— Start of Data to process —
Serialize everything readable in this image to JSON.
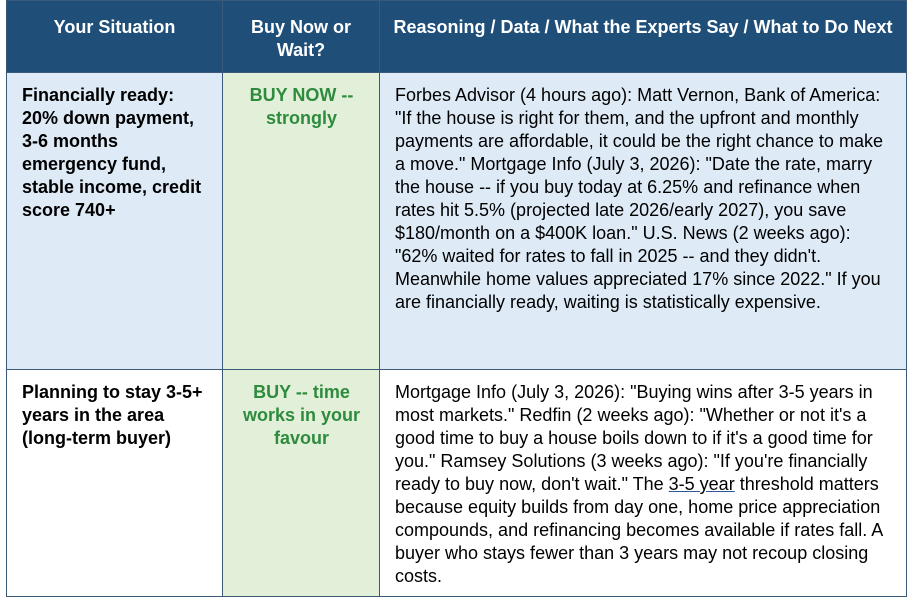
{
  "table": {
    "header": [
      "Your Situation",
      "Buy Now or Wait?",
      "Reasoning / Data / What the Experts Say / What to Do Next"
    ],
    "rows": [
      [
        "Financially ready: 20% down payment, 3-6 months emergency fund, stable income, credit score 740+",
        "BUY NOW -- strongly",
        "Forbes Advisor (4 hours ago): Matt Vernon, Bank of America: \"If the house is right for them, and the upfront and monthly payments are affordable, it could be the right chance to make a move.\" Mortgage Info (July 3, 2026): \"Date the rate, marry the house -- if you buy today at 6.25% and refinance when rates hit 5.5% (projected late 2026/early 2027), you save $180/month on a $400K loan.\" U.S. News (2 weeks ago): \"62% waited for rates to fall in 2025 -- and they didn't. Meanwhile home values appreciated 17% since 2022.\" If you are financially ready, waiting is statistically expensive."
      ],
      [
        "Planning to stay 3-5+ years in the area (long-term buyer)",
        "BUY -- time works in your favour",
        [
          "Mortgage Info (July 3, 2026): \"Buying wins after 3-5 years in most markets.\" Redfin (2 weeks ago): \"Whether or not it's a good time to buy a house boils down to if it's a good time for you.\" Ramsey Solutions (3 weeks ago): \"If you're financially ready to buy now, don't wait.\" The ",
          "3-5 year",
          " threshold matters because equity builds from day one, home price appreciation compounds, and refinancing becomes available if rates fall. A buyer who stays fewer than 3 years may not recoup closing costs."
        ]
      ]
    ]
  }
}
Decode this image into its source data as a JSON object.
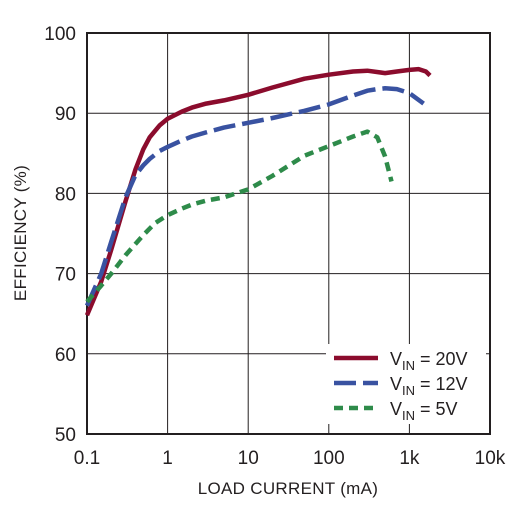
{
  "chart_data": {
    "type": "line",
    "xlabel": "LOAD CURRENT (mA)",
    "ylabel": "EFFICIENCY (%)",
    "x_scale": "log",
    "xlim": [
      0.1,
      10000
    ],
    "ylim": [
      50,
      100
    ],
    "x_ticks": [
      0.1,
      1,
      10,
      100,
      1000,
      10000
    ],
    "x_tick_labels": [
      "0.1",
      "1",
      "10",
      "100",
      "1k",
      "10k"
    ],
    "y_ticks": [
      50,
      60,
      70,
      80,
      90,
      100
    ],
    "y_tick_labels": [
      "50",
      "60",
      "70",
      "80",
      "90",
      "100"
    ],
    "grid": true,
    "legend_position": "bottom-right",
    "series": [
      {
        "name": "VIN = 20V",
        "label_main": "V",
        "label_sub": "IN",
        "label_rest": " = 20V",
        "color": "#8b0c2d",
        "style": "solid",
        "x": [
          0.1,
          0.15,
          0.2,
          0.3,
          0.4,
          0.5,
          0.6,
          0.7,
          0.8,
          1,
          1.5,
          2,
          3,
          5,
          10,
          20,
          50,
          100,
          200,
          300,
          500,
          700,
          1000,
          1300,
          1600,
          1800
        ],
        "y": [
          64.8,
          69,
          73,
          79,
          83,
          85.5,
          87,
          87.8,
          88.5,
          89.3,
          90.2,
          90.7,
          91.2,
          91.6,
          92.3,
          93.2,
          94.3,
          94.8,
          95.2,
          95.3,
          95.0,
          95.2,
          95.4,
          95.5,
          95.2,
          94.7
        ]
      },
      {
        "name": "VIN = 12V",
        "label_main": "V",
        "label_sub": "IN",
        "label_rest": " = 12V",
        "color": "#3952a1",
        "style": "dashed",
        "x": [
          0.1,
          0.15,
          0.2,
          0.3,
          0.4,
          0.5,
          0.6,
          0.8,
          1,
          1.5,
          2,
          3,
          5,
          10,
          20,
          50,
          100,
          200,
          300,
          400,
          500,
          700,
          1000,
          1500
        ],
        "y": [
          66.0,
          70,
          74,
          79.5,
          82.3,
          83.5,
          84.3,
          85.3,
          85.8,
          86.6,
          87.1,
          87.6,
          88.2,
          88.8,
          89.4,
          90.3,
          91.1,
          92.2,
          92.8,
          93.0,
          93.1,
          93.0,
          92.5,
          91.2
        ]
      },
      {
        "name": "VIN = 5V",
        "label_main": "V",
        "label_sub": "IN",
        "label_rest": " = 5V",
        "color": "#2e8b4a",
        "style": "short-dashed",
        "x": [
          0.1,
          0.15,
          0.2,
          0.3,
          0.5,
          0.7,
          1,
          1.5,
          2,
          3,
          5,
          10,
          20,
          50,
          100,
          200,
          300,
          400,
          500,
          600
        ],
        "y": [
          66.5,
          68.5,
          70.0,
          72.3,
          74.8,
          76.3,
          77.3,
          78.1,
          78.6,
          79.1,
          79.5,
          80.5,
          82.2,
          84.7,
          85.9,
          87.1,
          87.7,
          87.0,
          84.6,
          81.5
        ]
      }
    ]
  }
}
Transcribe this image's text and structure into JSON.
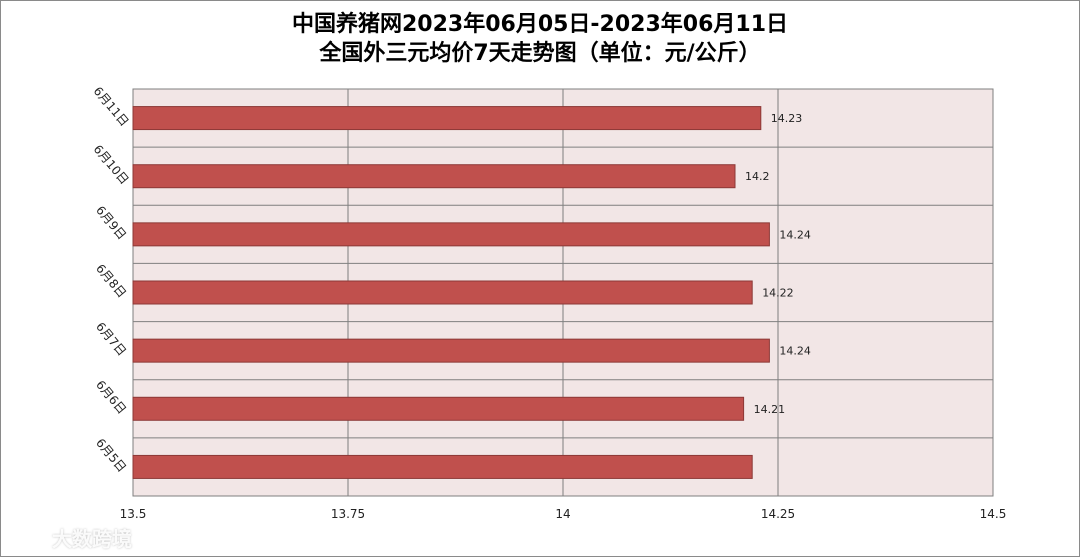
{
  "chart_data": {
    "type": "bar",
    "orientation": "horizontal",
    "title": "中国养猪网2023年06月05日-2023年06月11日",
    "subtitle": "全国外三元均价7天走势图（单位：元/公斤）",
    "categories": [
      "6月11日",
      "6月10日",
      "6月9日",
      "6月8日",
      "6月7日",
      "6月6日",
      "6月5日"
    ],
    "values": [
      14.23,
      14.2,
      14.24,
      14.22,
      14.24,
      14.21,
      14.22
    ],
    "data_labels": [
      "14.23",
      "14.2",
      "14.24",
      "14.22",
      "14.24",
      "14.21",
      ""
    ],
    "xlim": [
      13.5,
      14.5
    ],
    "xticks": [
      "13.5",
      "13.75",
      "14",
      "14.25",
      "14.5"
    ],
    "xtick_values": [
      13.5,
      13.75,
      14,
      14.25,
      14.5
    ],
    "grid": true,
    "bar_color": "#c0504d",
    "plot_background": "#f2e6e6"
  },
  "watermark": {
    "text": "大数跨境"
  }
}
— End of Data to process —
### Problem description
Print each entry shown above with exact wording and no pictures.

### The response
Serialize everything readable in this image to JSON.
{
  "table": {
    "header": [
      "Your Situation",
      "Buy Now or Wait?",
      "Reasoning / Data / What the Experts Say / What to Do Next"
    ],
    "rows": [
      [
        "Financially ready: 20% down payment, 3-6 months emergency fund, stable income, credit score 740+",
        "BUY NOW -- strongly",
        "Forbes Advisor (4 hours ago): Matt Vernon, Bank of America: \"If the house is right for them, and the upfront and monthly payments are affordable, it could be the right chance to make a move.\" Mortgage Info (July 3, 2026): \"Date the rate, marry the house -- if you buy today at 6.25% and refinance when rates hit 5.5% (projected late 2026/early 2027), you save $180/month on a $400K loan.\" U.S. News (2 weeks ago): \"62% waited for rates to fall in 2025 -- and they didn't. Meanwhile home values appreciated 17% since 2022.\" If you are financially ready, waiting is statistically expensive."
      ],
      [
        "Planning to stay 3-5+ years in the area (long-term buyer)",
        "BUY -- time works in your favour",
        [
          "Mortgage Info (July 3, 2026): \"Buying wins after 3-5 years in most markets.\" Redfin (2 weeks ago): \"Whether or not it's a good time to buy a house boils down to if it's a good time for you.\" Ramsey Solutions (3 weeks ago): \"If you're financially ready to buy now, don't wait.\" The ",
          "3-5 year",
          " threshold matters because equity builds from day one, home price appreciation compounds, and refinancing becomes available if rates fall. A buyer who stays fewer than 3 years may not recoup closing costs."
        ]
      ]
    ]
  }
}
Decode this image into its source data as a JSON object.
{
  "chart_data": {
    "type": "line",
    "xlabel": "LOAD CURRENT (mA)",
    "ylabel": "EFFICIENCY (%)",
    "x_scale": "log",
    "xlim": [
      0.1,
      10000
    ],
    "ylim": [
      50,
      100
    ],
    "x_ticks": [
      0.1,
      1,
      10,
      100,
      1000,
      10000
    ],
    "x_tick_labels": [
      "0.1",
      "1",
      "10",
      "100",
      "1k",
      "10k"
    ],
    "y_ticks": [
      50,
      60,
      70,
      80,
      90,
      100
    ],
    "y_tick_labels": [
      "50",
      "60",
      "70",
      "80",
      "90",
      "100"
    ],
    "grid": true,
    "legend_position": "bottom-right",
    "series": [
      {
        "name": "VIN = 20V",
        "label_main": "V",
        "label_sub": "IN",
        "label_rest": " = 20V",
        "color": "#8b0c2d",
        "style": "solid",
        "x": [
          0.1,
          0.15,
          0.2,
          0.3,
          0.4,
          0.5,
          0.6,
          0.7,
          0.8,
          1,
          1.5,
          2,
          3,
          5,
          10,
          20,
          50,
          100,
          200,
          300,
          500,
          700,
          1000,
          1300,
          1600,
          1800
        ],
        "y": [
          64.8,
          69,
          73,
          79,
          83,
          85.5,
          87,
          87.8,
          88.5,
          89.3,
          90.2,
          90.7,
          91.2,
          91.6,
          92.3,
          93.2,
          94.3,
          94.8,
          95.2,
          95.3,
          95.0,
          95.2,
          95.4,
          95.5,
          95.2,
          94.7
        ]
      },
      {
        "name": "VIN = 12V",
        "label_main": "V",
        "label_sub": "IN",
        "label_rest": " = 12V",
        "color": "#3952a1",
        "style": "dashed",
        "x": [
          0.1,
          0.15,
          0.2,
          0.3,
          0.4,
          0.5,
          0.6,
          0.8,
          1,
          1.5,
          2,
          3,
          5,
          10,
          20,
          50,
          100,
          200,
          300,
          400,
          500,
          700,
          1000,
          1500
        ],
        "y": [
          66.0,
          70,
          74,
          79.5,
          82.3,
          83.5,
          84.3,
          85.3,
          85.8,
          86.6,
          87.1,
          87.6,
          88.2,
          88.8,
          89.4,
          90.3,
          91.1,
          92.2,
          92.8,
          93.0,
          93.1,
          93.0,
          92.5,
          91.2
        ]
      },
      {
        "name": "VIN = 5V",
        "label_main": "V",
        "label_sub": "IN",
        "label_rest": " = 5V",
        "color": "#2e8b4a",
        "style": "short-dashed",
        "x": [
          0.1,
          0.15,
          0.2,
          0.3,
          0.5,
          0.7,
          1,
          1.5,
          2,
          3,
          5,
          10,
          20,
          50,
          100,
          200,
          300,
          400,
          500,
          600
        ],
        "y": [
          66.5,
          68.5,
          70.0,
          72.3,
          74.8,
          76.3,
          77.3,
          78.1,
          78.6,
          79.1,
          79.5,
          80.5,
          82.2,
          84.7,
          85.9,
          87.1,
          87.7,
          87.0,
          84.6,
          81.5
        ]
      }
    ]
  }
}
Transcribe this image's text and structure into JSON.
{
  "chart_data": {
    "type": "bar",
    "orientation": "horizontal",
    "title": "中国养猪网2023年06月05日-2023年06月11日",
    "subtitle": "全国外三元均价7天走势图（单位：元/公斤）",
    "categories": [
      "6月11日",
      "6月10日",
      "6月9日",
      "6月8日",
      "6月7日",
      "6月6日",
      "6月5日"
    ],
    "values": [
      14.23,
      14.2,
      14.24,
      14.22,
      14.24,
      14.21,
      14.22
    ],
    "data_labels": [
      "14.23",
      "14.2",
      "14.24",
      "14.22",
      "14.24",
      "14.21",
      ""
    ],
    "xlim": [
      13.5,
      14.5
    ],
    "xticks": [
      "13.5",
      "13.75",
      "14",
      "14.25",
      "14.5"
    ],
    "xtick_values": [
      13.5,
      13.75,
      14,
      14.25,
      14.5
    ],
    "grid": true,
    "bar_color": "#c0504d",
    "plot_background": "#f2e6e6"
  },
  "watermark": {
    "text": "大数跨境"
  }
}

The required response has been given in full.